=== Data shown ===

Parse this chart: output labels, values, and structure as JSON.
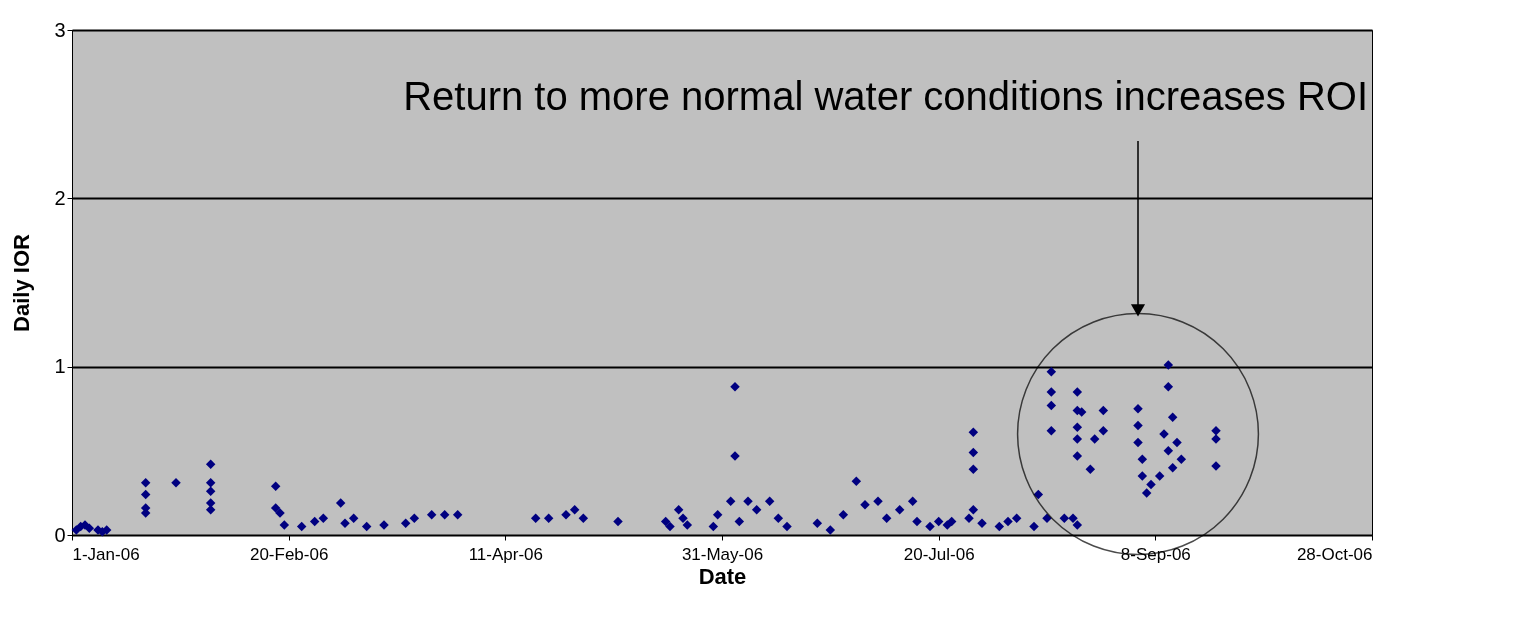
{
  "chart_data": {
    "type": "scatter",
    "xlabel": "Date",
    "ylabel": "Daily IOR",
    "x": [
      "2006-01-02",
      "2006-01-03",
      "2006-01-04",
      "2006-01-05",
      "2006-01-07",
      "2006-01-08",
      "2006-01-09",
      "2006-01-18",
      "2006-01-18",
      "2006-01-18",
      "2006-01-18",
      "2006-01-25",
      "2006-02-02",
      "2006-02-02",
      "2006-02-02",
      "2006-02-02",
      "2006-02-02",
      "2006-02-17",
      "2006-02-17",
      "2006-02-18",
      "2006-02-19",
      "2006-02-23",
      "2006-02-26",
      "2006-02-28",
      "2006-03-04",
      "2006-03-05",
      "2006-03-07",
      "2006-03-10",
      "2006-03-14",
      "2006-03-19",
      "2006-03-21",
      "2006-03-25",
      "2006-03-28",
      "2006-03-31",
      "2006-04-18",
      "2006-04-21",
      "2006-04-25",
      "2006-04-27",
      "2006-04-29",
      "2006-05-07",
      "2006-05-18",
      "2006-05-19",
      "2006-05-21",
      "2006-05-22",
      "2006-05-23",
      "2006-05-29",
      "2006-05-30",
      "2006-06-02",
      "2006-06-03",
      "2006-06-03",
      "2006-06-04",
      "2006-06-06",
      "2006-06-08",
      "2006-06-11",
      "2006-06-13",
      "2006-06-15",
      "2006-06-22",
      "2006-06-25",
      "2006-06-28",
      "2006-07-01",
      "2006-07-03",
      "2006-07-06",
      "2006-07-08",
      "2006-07-11",
      "2006-07-14",
      "2006-07-15",
      "2006-07-18",
      "2006-07-20",
      "2006-07-22",
      "2006-07-23",
      "2006-07-27",
      "2006-07-28",
      "2006-07-28",
      "2006-07-28",
      "2006-07-28",
      "2006-07-30",
      "2006-08-03",
      "2006-08-05",
      "2006-08-07",
      "2006-08-11",
      "2006-08-12",
      "2006-08-14",
      "2006-08-15",
      "2006-08-15",
      "2006-08-15",
      "2006-08-15",
      "2006-08-18",
      "2006-08-20",
      "2006-08-21",
      "2006-08-21",
      "2006-08-21",
      "2006-08-21",
      "2006-08-21",
      "2006-08-21",
      "2006-08-22",
      "2006-08-24",
      "2006-08-25",
      "2006-08-27",
      "2006-08-27",
      "2006-09-04",
      "2006-09-04",
      "2006-09-04",
      "2006-09-05",
      "2006-09-05",
      "2006-09-06",
      "2006-09-07",
      "2006-09-09",
      "2006-09-10",
      "2006-09-11",
      "2006-09-11",
      "2006-09-11",
      "2006-09-12",
      "2006-09-12",
      "2006-09-13",
      "2006-09-14",
      "2006-09-22",
      "2006-09-22",
      "2006-09-22"
    ],
    "series": [
      {
        "color": "#000080",
        "values": [
          0.03,
          0.05,
          0.06,
          0.04,
          0.03,
          0.02,
          0.03,
          0.31,
          0.24,
          0.16,
          0.13,
          0.31,
          0.42,
          0.31,
          0.26,
          0.19,
          0.15,
          0.29,
          0.16,
          0.13,
          0.06,
          0.05,
          0.08,
          0.1,
          0.19,
          0.07,
          0.1,
          0.05,
          0.06,
          0.07,
          0.1,
          0.12,
          0.12,
          0.12,
          0.1,
          0.1,
          0.12,
          0.15,
          0.1,
          0.08,
          0.08,
          0.05,
          0.15,
          0.1,
          0.06,
          0.05,
          0.12,
          0.2,
          0.88,
          0.47,
          0.08,
          0.2,
          0.15,
          0.2,
          0.1,
          0.05,
          0.07,
          0.03,
          0.12,
          0.32,
          0.18,
          0.2,
          0.1,
          0.15,
          0.2,
          0.08,
          0.05,
          0.08,
          0.06,
          0.08,
          0.1,
          0.61,
          0.49,
          0.39,
          0.15,
          0.07,
          0.05,
          0.08,
          0.1,
          0.05,
          0.24,
          0.1,
          0.97,
          0.85,
          0.77,
          0.62,
          0.1,
          0.1,
          0.06,
          0.85,
          0.74,
          0.64,
          0.57,
          0.47,
          0.73,
          0.39,
          0.57,
          0.74,
          0.62,
          0.75,
          0.65,
          0.55,
          0.45,
          0.35,
          0.25,
          0.3,
          0.35,
          0.6,
          1.01,
          0.88,
          0.5,
          0.7,
          0.4,
          0.55,
          0.45,
          0.62,
          0.57,
          0.41
        ]
      }
    ],
    "xlim": [
      "2006-01-01",
      "2006-10-28"
    ],
    "xticks": [
      {
        "value": "2006-01-01",
        "label": "1-Jan-06"
      },
      {
        "value": "2006-02-20",
        "label": "20-Feb-06"
      },
      {
        "value": "2006-04-11",
        "label": "11-Apr-06"
      },
      {
        "value": "2006-05-31",
        "label": "31-May-06"
      },
      {
        "value": "2006-07-20",
        "label": "20-Jul-06"
      },
      {
        "value": "2006-09-08",
        "label": "8-Sep-06"
      },
      {
        "value": "2006-10-28",
        "label": "28-Oct-06"
      }
    ],
    "ylim": [
      0,
      3
    ],
    "yticks": [
      0,
      1,
      2,
      3
    ],
    "grid": "y",
    "marker": "diamond",
    "annotations": [
      "Return to more normal water conditions increases ROI"
    ]
  }
}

===

- _The problem_: Quote the records above in full, dropping each picture.

- _Output_:
Parse this chart: output labels, values, and structure as JSON.
{
  "chart_data": {
    "type": "scatter",
    "xlabel": "Date",
    "ylabel": "Daily IOR",
    "x": [
      "2006-01-02",
      "2006-01-03",
      "2006-01-04",
      "2006-01-05",
      "2006-01-07",
      "2006-01-08",
      "2006-01-09",
      "2006-01-18",
      "2006-01-18",
      "2006-01-18",
      "2006-01-18",
      "2006-01-25",
      "2006-02-02",
      "2006-02-02",
      "2006-02-02",
      "2006-02-02",
      "2006-02-02",
      "2006-02-17",
      "2006-02-17",
      "2006-02-18",
      "2006-02-19",
      "2006-02-23",
      "2006-02-26",
      "2006-02-28",
      "2006-03-04",
      "2006-03-05",
      "2006-03-07",
      "2006-03-10",
      "2006-03-14",
      "2006-03-19",
      "2006-03-21",
      "2006-03-25",
      "2006-03-28",
      "2006-03-31",
      "2006-04-18",
      "2006-04-21",
      "2006-04-25",
      "2006-04-27",
      "2006-04-29",
      "2006-05-07",
      "2006-05-18",
      "2006-05-19",
      "2006-05-21",
      "2006-05-22",
      "2006-05-23",
      "2006-05-29",
      "2006-05-30",
      "2006-06-02",
      "2006-06-03",
      "2006-06-03",
      "2006-06-04",
      "2006-06-06",
      "2006-06-08",
      "2006-06-11",
      "2006-06-13",
      "2006-06-15",
      "2006-06-22",
      "2006-06-25",
      "2006-06-28",
      "2006-07-01",
      "2006-07-03",
      "2006-07-06",
      "2006-07-08",
      "2006-07-11",
      "2006-07-14",
      "2006-07-15",
      "2006-07-18",
      "2006-07-20",
      "2006-07-22",
      "2006-07-23",
      "2006-07-27",
      "2006-07-28",
      "2006-07-28",
      "2006-07-28",
      "2006-07-28",
      "2006-07-30",
      "2006-08-03",
      "2006-08-05",
      "2006-08-07",
      "2006-08-11",
      "2006-08-12",
      "2006-08-14",
      "2006-08-15",
      "2006-08-15",
      "2006-08-15",
      "2006-08-15",
      "2006-08-18",
      "2006-08-20",
      "2006-08-21",
      "2006-08-21",
      "2006-08-21",
      "2006-08-21",
      "2006-08-21",
      "2006-08-21",
      "2006-08-22",
      "2006-08-24",
      "2006-08-25",
      "2006-08-27",
      "2006-08-27",
      "2006-09-04",
      "2006-09-04",
      "2006-09-04",
      "2006-09-05",
      "2006-09-05",
      "2006-09-06",
      "2006-09-07",
      "2006-09-09",
      "2006-09-10",
      "2006-09-11",
      "2006-09-11",
      "2006-09-11",
      "2006-09-12",
      "2006-09-12",
      "2006-09-13",
      "2006-09-14",
      "2006-09-22",
      "2006-09-22",
      "2006-09-22"
    ],
    "series": [
      {
        "color": "#000080",
        "values": [
          0.03,
          0.05,
          0.06,
          0.04,
          0.03,
          0.02,
          0.03,
          0.31,
          0.24,
          0.16,
          0.13,
          0.31,
          0.42,
          0.31,
          0.26,
          0.19,
          0.15,
          0.29,
          0.16,
          0.13,
          0.06,
          0.05,
          0.08,
          0.1,
          0.19,
          0.07,
          0.1,
          0.05,
          0.06,
          0.07,
          0.1,
          0.12,
          0.12,
          0.12,
          0.1,
          0.1,
          0.12,
          0.15,
          0.1,
          0.08,
          0.08,
          0.05,
          0.15,
          0.1,
          0.06,
          0.05,
          0.12,
          0.2,
          0.88,
          0.47,
          0.08,
          0.2,
          0.15,
          0.2,
          0.1,
          0.05,
          0.07,
          0.03,
          0.12,
          0.32,
          0.18,
          0.2,
          0.1,
          0.15,
          0.2,
          0.08,
          0.05,
          0.08,
          0.06,
          0.08,
          0.1,
          0.61,
          0.49,
          0.39,
          0.15,
          0.07,
          0.05,
          0.08,
          0.1,
          0.05,
          0.24,
          0.1,
          0.97,
          0.85,
          0.77,
          0.62,
          0.1,
          0.1,
          0.06,
          0.85,
          0.74,
          0.64,
          0.57,
          0.47,
          0.73,
          0.39,
          0.57,
          0.74,
          0.62,
          0.75,
          0.65,
          0.55,
          0.45,
          0.35,
          0.25,
          0.3,
          0.35,
          0.6,
          1.01,
          0.88,
          0.5,
          0.7,
          0.4,
          0.55,
          0.45,
          0.62,
          0.57,
          0.41
        ]
      }
    ],
    "xlim": [
      "2006-01-01",
      "2006-10-28"
    ],
    "xticks": [
      {
        "value": "2006-01-01",
        "label": "1-Jan-06"
      },
      {
        "value": "2006-02-20",
        "label": "20-Feb-06"
      },
      {
        "value": "2006-04-11",
        "label": "11-Apr-06"
      },
      {
        "value": "2006-05-31",
        "label": "31-May-06"
      },
      {
        "value": "2006-07-20",
        "label": "20-Jul-06"
      },
      {
        "value": "2006-09-08",
        "label": "8-Sep-06"
      },
      {
        "value": "2006-10-28",
        "label": "28-Oct-06"
      }
    ],
    "ylim": [
      0,
      3
    ],
    "yticks": [
      0,
      1,
      2,
      3
    ],
    "grid": "y",
    "marker": "diamond",
    "annotations": [
      "Return to more normal water conditions increases ROI"
    ]
  }
}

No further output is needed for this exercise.